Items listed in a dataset
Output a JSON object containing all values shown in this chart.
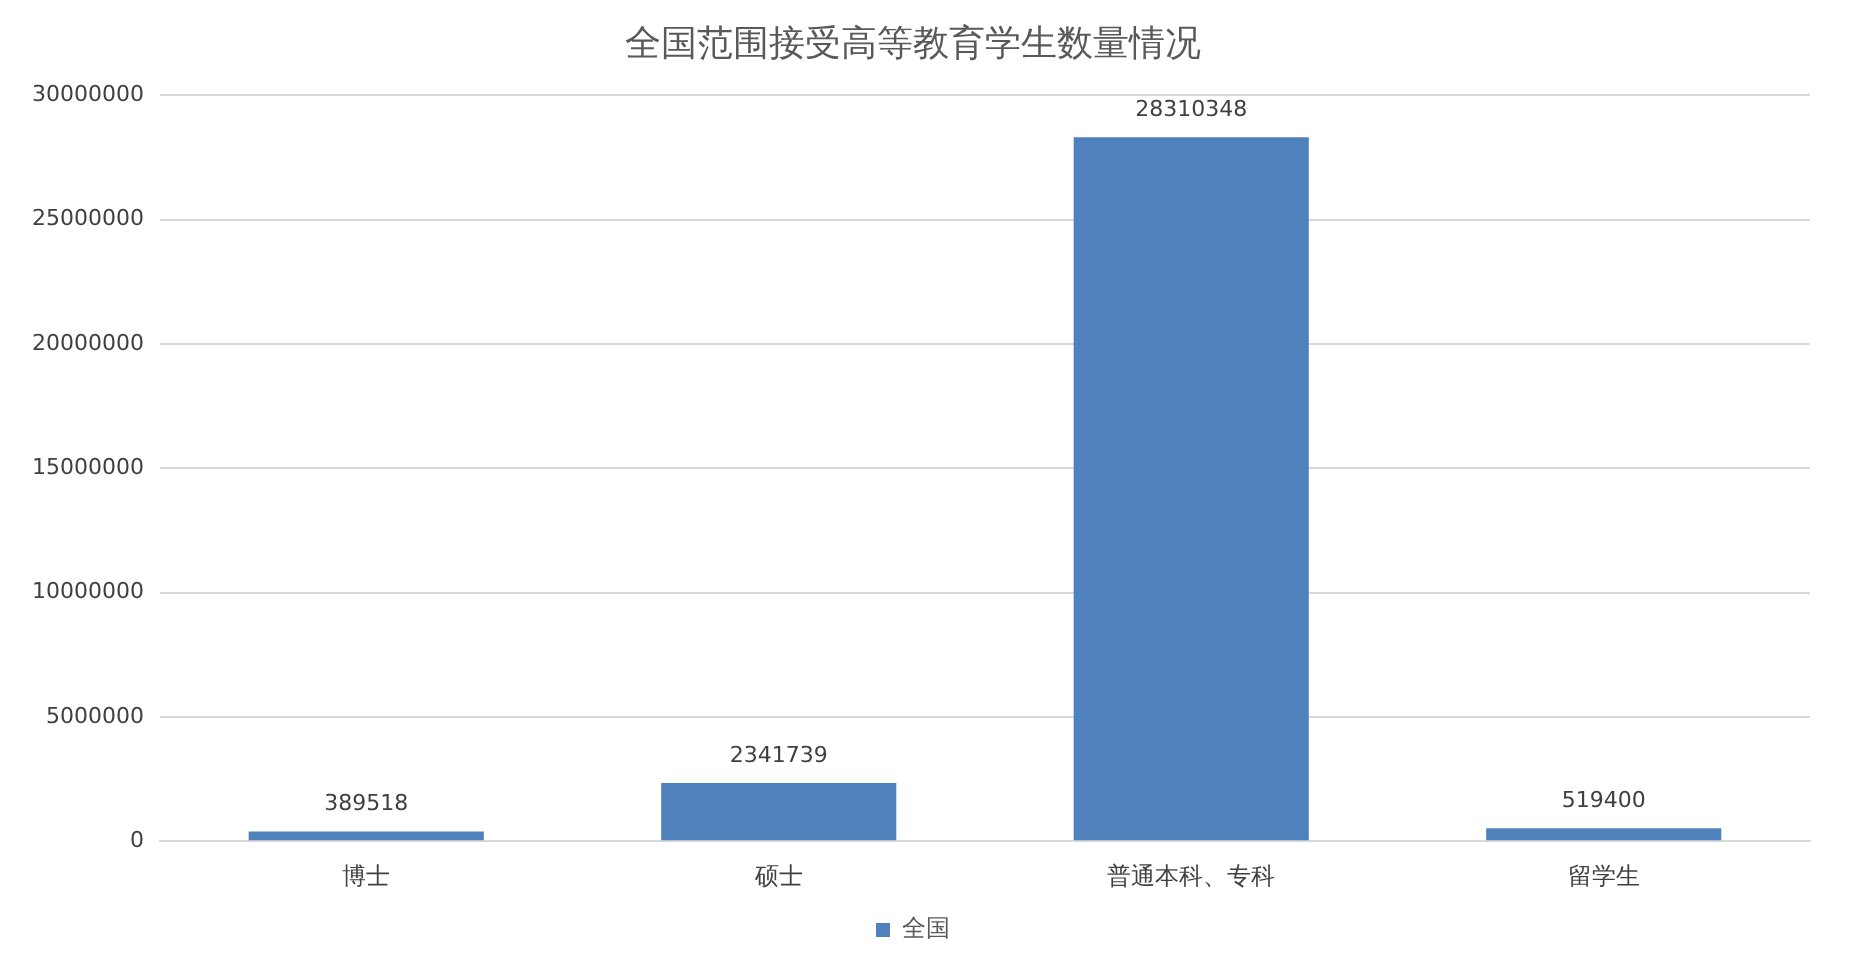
{
  "chart_data": {
    "type": "bar",
    "title": "全国范围接受高等教育学生数量情况",
    "categories": [
      "博士",
      "硕士",
      "普通本科、专科",
      "留学生"
    ],
    "series": [
      {
        "name": "全国",
        "color": "#4f81bd",
        "values": [
          389518,
          2341739,
          28310348,
          519400
        ]
      }
    ],
    "ylim": [
      0,
      30000000
    ],
    "yticks": [
      0,
      5000000,
      10000000,
      15000000,
      20000000,
      25000000,
      30000000
    ],
    "grid": "y",
    "legend": "bottom",
    "data_labels": true
  }
}
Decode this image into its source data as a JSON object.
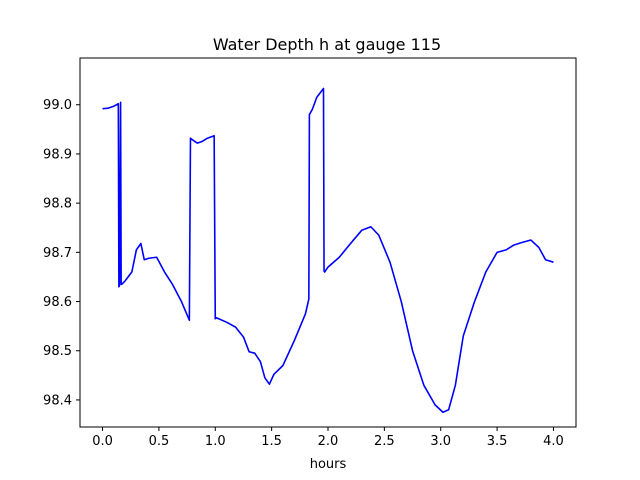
{
  "chart_data": {
    "type": "line",
    "title": "Water Depth h at gauge 115",
    "xlabel": "hours",
    "ylabel": "",
    "xlim": [
      -0.2,
      4.2
    ],
    "ylim": [
      98.345,
      99.095
    ],
    "xticks": [
      0.0,
      0.5,
      1.0,
      1.5,
      2.0,
      2.5,
      3.0,
      3.5,
      4.0
    ],
    "xtick_labels": [
      "0.0",
      "0.5",
      "1.0",
      "1.5",
      "2.0",
      "2.5",
      "3.0",
      "3.5",
      "4.0"
    ],
    "yticks": [
      98.4,
      98.5,
      98.6,
      98.7,
      98.8,
      98.9,
      99.0
    ],
    "ytick_labels": [
      "98.4",
      "98.5",
      "98.6",
      "98.7",
      "98.8",
      "98.9",
      "99.0"
    ],
    "grid": false,
    "legend": "none",
    "series": [
      {
        "color": "#0000ff",
        "x": [
          0.0,
          0.05,
          0.1,
          0.14,
          0.145,
          0.15,
          0.16,
          0.165,
          0.17,
          0.2,
          0.26,
          0.3,
          0.34,
          0.37,
          0.41,
          0.48,
          0.55,
          0.62,
          0.7,
          0.77,
          0.78,
          0.79,
          0.84,
          0.88,
          0.93,
          0.99,
          1.0,
          1.01,
          1.1,
          1.18,
          1.25,
          1.3,
          1.35,
          1.4,
          1.44,
          1.48,
          1.52,
          1.6,
          1.7,
          1.8,
          1.83,
          1.835,
          1.86,
          1.9,
          1.96,
          1.965,
          1.97,
          2.0,
          2.1,
          2.2,
          2.3,
          2.38,
          2.45,
          2.55,
          2.65,
          2.75,
          2.85,
          2.95,
          3.02,
          3.07,
          3.13,
          3.2,
          3.3,
          3.4,
          3.5,
          3.58,
          3.65,
          3.72,
          3.8,
          3.87,
          3.93,
          4.0
        ],
        "y": [
          98.992,
          98.993,
          98.997,
          99.002,
          98.63,
          98.632,
          99.005,
          98.635,
          98.635,
          98.642,
          98.66,
          98.705,
          98.718,
          98.685,
          98.688,
          98.69,
          98.66,
          98.635,
          98.6,
          98.562,
          98.932,
          98.93,
          98.922,
          98.925,
          98.932,
          98.937,
          98.565,
          98.567,
          98.558,
          98.548,
          98.528,
          98.498,
          98.495,
          98.478,
          98.445,
          98.432,
          98.452,
          98.47,
          98.52,
          98.575,
          98.605,
          98.98,
          98.99,
          99.015,
          99.033,
          98.662,
          98.66,
          98.67,
          98.69,
          98.718,
          98.745,
          98.752,
          98.735,
          98.68,
          98.6,
          98.5,
          98.43,
          98.39,
          98.375,
          98.38,
          98.43,
          98.53,
          98.6,
          98.66,
          98.7,
          98.705,
          98.715,
          98.72,
          98.725,
          98.71,
          98.685,
          98.68
        ]
      }
    ]
  }
}
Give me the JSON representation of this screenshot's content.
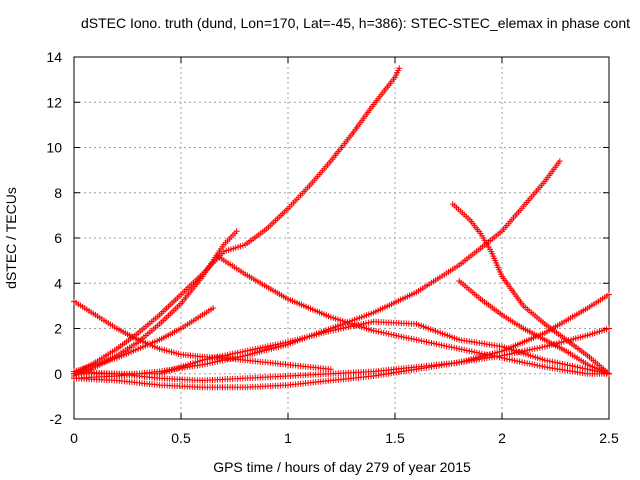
{
  "chart_data": {
    "type": "scatter",
    "title": "dSTEC Iono. truth (dund, Lon=170, Lat=-45, h=386): STEC-STEC_elemax in phase cont",
    "xlabel": "GPS time / hours of day 279 of year 2015",
    "ylabel": "dSTEC  / TECUs",
    "xlim": [
      0,
      2.5
    ],
    "ylim": [
      -2,
      14
    ],
    "xticks": [
      0,
      0.5,
      1,
      1.5,
      2,
      2.5
    ],
    "xtick_labels": [
      "0",
      "0.5",
      "1",
      "1.5",
      "2",
      "2.5"
    ],
    "yticks": [
      -2,
      0,
      2,
      4,
      6,
      8,
      10,
      12,
      14
    ],
    "ytick_labels": [
      "-2",
      "0",
      "2",
      "4",
      "6",
      "8",
      "10",
      "12",
      "14"
    ],
    "grid": true,
    "marker": "+",
    "color": "#ff0000",
    "series": [
      {
        "x": [
          0,
          0.1,
          0.2,
          0.3,
          0.4,
          0.5,
          0.6,
          0.7,
          0.8,
          0.9,
          1.0,
          1.1,
          1.2,
          1.3,
          1.4,
          1.5,
          1.52
        ],
        "y": [
          0,
          0.5,
          1.1,
          1.8,
          2.6,
          3.5,
          4.4,
          5.4,
          5.7,
          6.4,
          7.3,
          8.3,
          9.4,
          10.6,
          11.9,
          13.1,
          13.5
        ]
      },
      {
        "x": [
          0,
          0.1,
          0.2,
          0.3,
          0.4,
          0.5,
          0.6,
          0.7,
          0.76
        ],
        "y": [
          -0.1,
          0.3,
          0.8,
          1.4,
          2.2,
          3.1,
          4.3,
          5.7,
          6.3
        ]
      },
      {
        "x": [
          0,
          0.1,
          0.2,
          0.3,
          0.4,
          0.5,
          0.6,
          0.65
        ],
        "y": [
          0.1,
          0.4,
          0.7,
          1.1,
          1.5,
          2.0,
          2.6,
          2.9
        ]
      },
      {
        "x": [
          0,
          0.2,
          0.4,
          0.6,
          0.8,
          1.0,
          1.2,
          1.4,
          1.6,
          1.8,
          2.0,
          2.2,
          2.27
        ],
        "y": [
          -0.2,
          -0.1,
          0.1,
          0.4,
          0.8,
          1.3,
          2.0,
          2.7,
          3.6,
          4.8,
          6.3,
          8.5,
          9.4
        ]
      },
      {
        "x": [
          0,
          0.1,
          0.2,
          0.3,
          0.4,
          0.5,
          0.6,
          0.7,
          0.8,
          1.0,
          1.2
        ],
        "y": [
          3.2,
          2.6,
          2.0,
          1.5,
          1.1,
          0.85,
          0.75,
          0.7,
          0.6,
          0.4,
          0.2
        ]
      },
      {
        "x": [
          0.67,
          0.8,
          1.0,
          1.2,
          1.4,
          1.6,
          1.8,
          2.0,
          2.2,
          2.4,
          2.5
        ],
        "y": [
          5.2,
          4.4,
          3.3,
          2.5,
          1.9,
          1.5,
          1.1,
          0.7,
          0.3,
          0.0,
          0.0
        ]
      },
      {
        "x": [
          0,
          0.2,
          0.4,
          0.6,
          0.8,
          1.0,
          1.2,
          1.4,
          1.6,
          1.8,
          2.0,
          2.2,
          2.4,
          2.5
        ],
        "y": [
          0.1,
          0.0,
          -0.2,
          -0.3,
          -0.2,
          -0.1,
          0.0,
          0.1,
          0.3,
          0.5,
          0.8,
          1.2,
          1.7,
          2.0
        ]
      },
      {
        "x": [
          0,
          0.2,
          0.4,
          0.5,
          0.6,
          0.8,
          1.0,
          1.2,
          1.4,
          1.6,
          1.8,
          2.0,
          2.2,
          2.4,
          2.5
        ],
        "y": [
          0.0,
          0.0,
          0.0,
          0.3,
          0.6,
          1.0,
          1.4,
          1.9,
          2.3,
          2.2,
          1.5,
          1.2,
          0.6,
          0.2,
          0.0
        ]
      },
      {
        "x": [
          0,
          0.2,
          0.4,
          0.6,
          0.8,
          1.0,
          1.2,
          1.4,
          1.6,
          1.8,
          2.0,
          2.2,
          2.4,
          2.5
        ],
        "y": [
          -0.2,
          -0.3,
          -0.5,
          -0.6,
          -0.6,
          -0.5,
          -0.3,
          -0.1,
          0.2,
          0.5,
          1.0,
          1.8,
          2.9,
          3.5
        ]
      },
      {
        "x": [
          1.77,
          1.85,
          1.9,
          1.95,
          2.0,
          2.1,
          2.2,
          2.3,
          2.4,
          2.5
        ],
        "y": [
          7.5,
          6.8,
          6.2,
          5.4,
          4.3,
          3.0,
          2.2,
          1.5,
          0.8,
          0.0
        ]
      },
      {
        "x": [
          1.8,
          1.9,
          2.0,
          2.1,
          2.2,
          2.3,
          2.4,
          2.5
        ],
        "y": [
          4.1,
          3.3,
          2.6,
          2.0,
          1.5,
          1.0,
          0.4,
          0.0
        ]
      }
    ]
  }
}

## STATED PROBLEM
Copy out all lines above that include the string "JSON".

## REPLY TO THE EXERCISE
Output a JSON object containing all values shown in this chart.
Decode this image into its source data as a JSON object.
Give me the JSON representation of this screenshot's content.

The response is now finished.